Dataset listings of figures

##########

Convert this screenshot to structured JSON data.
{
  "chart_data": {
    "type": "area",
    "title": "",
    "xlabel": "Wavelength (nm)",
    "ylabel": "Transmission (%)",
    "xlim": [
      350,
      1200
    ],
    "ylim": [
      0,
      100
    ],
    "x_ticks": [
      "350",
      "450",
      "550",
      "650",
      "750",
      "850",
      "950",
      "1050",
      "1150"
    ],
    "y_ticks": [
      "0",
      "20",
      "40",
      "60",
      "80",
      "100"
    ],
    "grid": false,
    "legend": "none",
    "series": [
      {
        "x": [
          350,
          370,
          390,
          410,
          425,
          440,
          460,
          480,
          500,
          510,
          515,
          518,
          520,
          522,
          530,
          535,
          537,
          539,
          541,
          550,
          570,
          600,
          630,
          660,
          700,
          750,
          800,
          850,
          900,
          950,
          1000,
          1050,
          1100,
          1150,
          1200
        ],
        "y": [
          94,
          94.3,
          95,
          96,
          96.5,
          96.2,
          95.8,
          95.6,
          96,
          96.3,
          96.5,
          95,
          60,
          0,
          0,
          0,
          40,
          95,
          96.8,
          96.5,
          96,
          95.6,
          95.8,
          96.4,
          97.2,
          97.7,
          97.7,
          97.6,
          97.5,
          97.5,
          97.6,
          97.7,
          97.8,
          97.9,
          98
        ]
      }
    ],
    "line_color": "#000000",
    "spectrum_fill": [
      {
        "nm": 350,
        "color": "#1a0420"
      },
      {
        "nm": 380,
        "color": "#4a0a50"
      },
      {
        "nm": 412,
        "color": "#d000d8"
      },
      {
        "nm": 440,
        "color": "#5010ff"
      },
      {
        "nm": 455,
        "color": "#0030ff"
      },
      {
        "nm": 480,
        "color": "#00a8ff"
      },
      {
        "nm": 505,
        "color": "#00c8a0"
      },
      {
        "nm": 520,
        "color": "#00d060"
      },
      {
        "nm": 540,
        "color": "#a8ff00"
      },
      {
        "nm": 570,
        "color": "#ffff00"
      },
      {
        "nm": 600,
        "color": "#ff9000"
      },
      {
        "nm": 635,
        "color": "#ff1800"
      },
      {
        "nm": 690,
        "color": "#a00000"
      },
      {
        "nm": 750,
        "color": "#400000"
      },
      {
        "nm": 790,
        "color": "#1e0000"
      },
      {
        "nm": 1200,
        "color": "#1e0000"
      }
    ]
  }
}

##########

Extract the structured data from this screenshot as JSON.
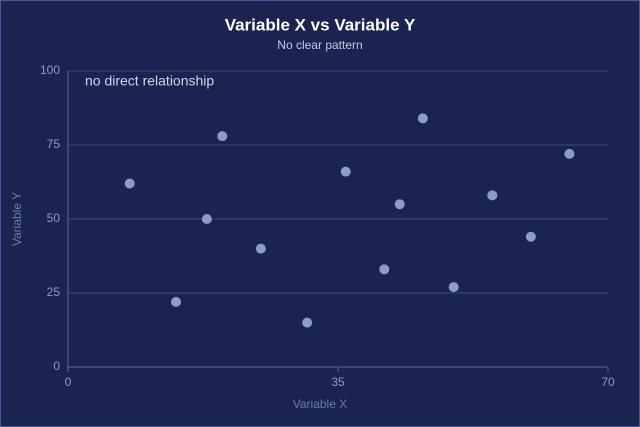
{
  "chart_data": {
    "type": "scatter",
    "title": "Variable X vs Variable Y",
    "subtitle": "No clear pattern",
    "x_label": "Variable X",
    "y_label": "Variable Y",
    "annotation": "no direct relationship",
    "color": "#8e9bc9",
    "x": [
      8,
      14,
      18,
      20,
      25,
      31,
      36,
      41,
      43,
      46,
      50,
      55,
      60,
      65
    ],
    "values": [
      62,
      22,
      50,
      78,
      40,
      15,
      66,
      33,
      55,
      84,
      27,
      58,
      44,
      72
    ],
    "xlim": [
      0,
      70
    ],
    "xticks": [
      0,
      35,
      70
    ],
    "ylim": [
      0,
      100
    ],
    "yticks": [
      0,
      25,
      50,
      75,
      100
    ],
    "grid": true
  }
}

##########

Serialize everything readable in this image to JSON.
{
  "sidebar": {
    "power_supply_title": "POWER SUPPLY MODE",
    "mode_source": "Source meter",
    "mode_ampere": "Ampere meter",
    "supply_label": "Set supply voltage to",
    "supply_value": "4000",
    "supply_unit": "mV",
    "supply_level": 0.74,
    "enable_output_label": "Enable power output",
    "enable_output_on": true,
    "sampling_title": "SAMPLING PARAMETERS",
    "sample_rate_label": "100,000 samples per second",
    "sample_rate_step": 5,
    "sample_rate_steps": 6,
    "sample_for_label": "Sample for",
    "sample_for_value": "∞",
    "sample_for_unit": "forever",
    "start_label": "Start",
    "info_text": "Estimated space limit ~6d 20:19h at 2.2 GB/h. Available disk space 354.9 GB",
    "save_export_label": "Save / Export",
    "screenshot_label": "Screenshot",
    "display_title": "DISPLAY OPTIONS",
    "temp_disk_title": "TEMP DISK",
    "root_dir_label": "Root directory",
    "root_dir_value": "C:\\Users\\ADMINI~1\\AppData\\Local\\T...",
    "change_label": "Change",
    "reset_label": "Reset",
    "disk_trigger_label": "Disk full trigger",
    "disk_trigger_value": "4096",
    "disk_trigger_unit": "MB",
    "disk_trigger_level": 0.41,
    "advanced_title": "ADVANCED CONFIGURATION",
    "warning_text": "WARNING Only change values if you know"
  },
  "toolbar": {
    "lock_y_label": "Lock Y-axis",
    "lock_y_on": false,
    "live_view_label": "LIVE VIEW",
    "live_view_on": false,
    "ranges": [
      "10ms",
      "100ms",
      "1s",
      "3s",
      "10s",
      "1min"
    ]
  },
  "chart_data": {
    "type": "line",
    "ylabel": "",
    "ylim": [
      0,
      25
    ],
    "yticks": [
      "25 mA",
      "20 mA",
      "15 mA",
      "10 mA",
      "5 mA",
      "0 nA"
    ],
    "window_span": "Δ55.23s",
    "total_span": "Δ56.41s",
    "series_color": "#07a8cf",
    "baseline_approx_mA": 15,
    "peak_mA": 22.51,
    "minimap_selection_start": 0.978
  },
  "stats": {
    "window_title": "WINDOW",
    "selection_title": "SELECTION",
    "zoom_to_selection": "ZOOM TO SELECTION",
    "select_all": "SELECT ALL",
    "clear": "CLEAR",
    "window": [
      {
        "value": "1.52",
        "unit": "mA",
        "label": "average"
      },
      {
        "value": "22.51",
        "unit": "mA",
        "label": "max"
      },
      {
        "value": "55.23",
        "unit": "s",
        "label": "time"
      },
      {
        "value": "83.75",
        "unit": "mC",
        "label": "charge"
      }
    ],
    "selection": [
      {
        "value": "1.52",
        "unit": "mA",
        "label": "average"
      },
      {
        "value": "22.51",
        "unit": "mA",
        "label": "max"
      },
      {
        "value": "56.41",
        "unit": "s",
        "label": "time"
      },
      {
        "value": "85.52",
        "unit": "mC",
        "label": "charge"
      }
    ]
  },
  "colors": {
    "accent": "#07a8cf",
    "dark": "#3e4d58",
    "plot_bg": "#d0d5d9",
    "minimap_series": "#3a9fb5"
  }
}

##########

* _Exercise instructions_
Return each line that includes "false".

* _Result for this exercise_
    "grid": false,
    "lock_y_on": false,
    "live_view_on": false,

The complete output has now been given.